— GIVEN TASK —
Drop the images; return everything else in the listing below exactly.

— DATA SUPPLIED —
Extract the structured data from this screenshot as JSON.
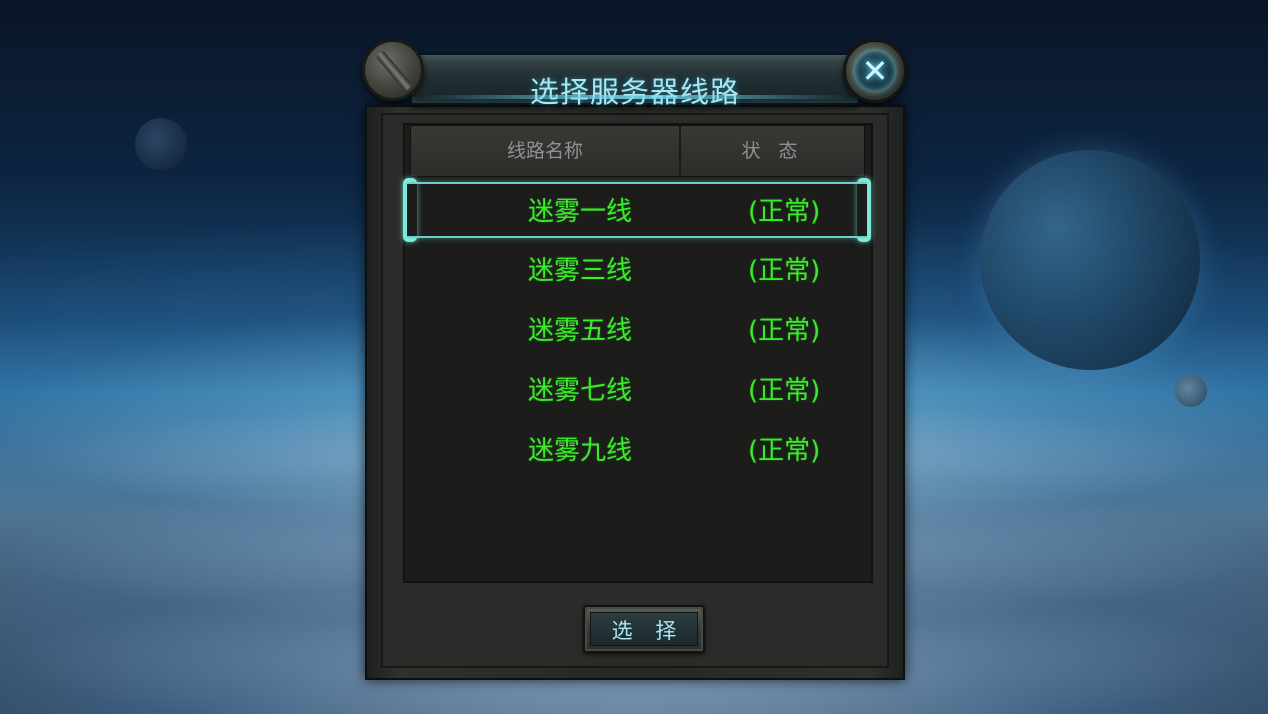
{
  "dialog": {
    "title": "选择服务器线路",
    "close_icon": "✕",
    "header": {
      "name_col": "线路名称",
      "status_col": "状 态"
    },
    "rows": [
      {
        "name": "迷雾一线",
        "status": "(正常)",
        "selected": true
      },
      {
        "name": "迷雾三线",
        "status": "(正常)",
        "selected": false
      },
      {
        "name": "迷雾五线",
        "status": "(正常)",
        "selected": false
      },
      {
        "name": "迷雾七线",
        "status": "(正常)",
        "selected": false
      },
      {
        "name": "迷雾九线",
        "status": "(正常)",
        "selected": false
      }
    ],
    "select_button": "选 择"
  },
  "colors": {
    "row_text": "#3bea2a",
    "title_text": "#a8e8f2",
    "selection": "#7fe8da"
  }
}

— RESPONSE BELOW —
Extract the structured data from this screenshot as JSON.
{
  "dialog": {
    "title": "选择服务器线路",
    "close_icon": "✕",
    "header": {
      "name_col": "线路名称",
      "status_col": "状 态"
    },
    "rows": [
      {
        "name": "迷雾一线",
        "status": "(正常)",
        "selected": true
      },
      {
        "name": "迷雾三线",
        "status": "(正常)",
        "selected": false
      },
      {
        "name": "迷雾五线",
        "status": "(正常)",
        "selected": false
      },
      {
        "name": "迷雾七线",
        "status": "(正常)",
        "selected": false
      },
      {
        "name": "迷雾九线",
        "status": "(正常)",
        "selected": false
      }
    ],
    "select_button": "选 择"
  },
  "colors": {
    "row_text": "#3bea2a",
    "title_text": "#a8e8f2",
    "selection": "#7fe8da"
  }
}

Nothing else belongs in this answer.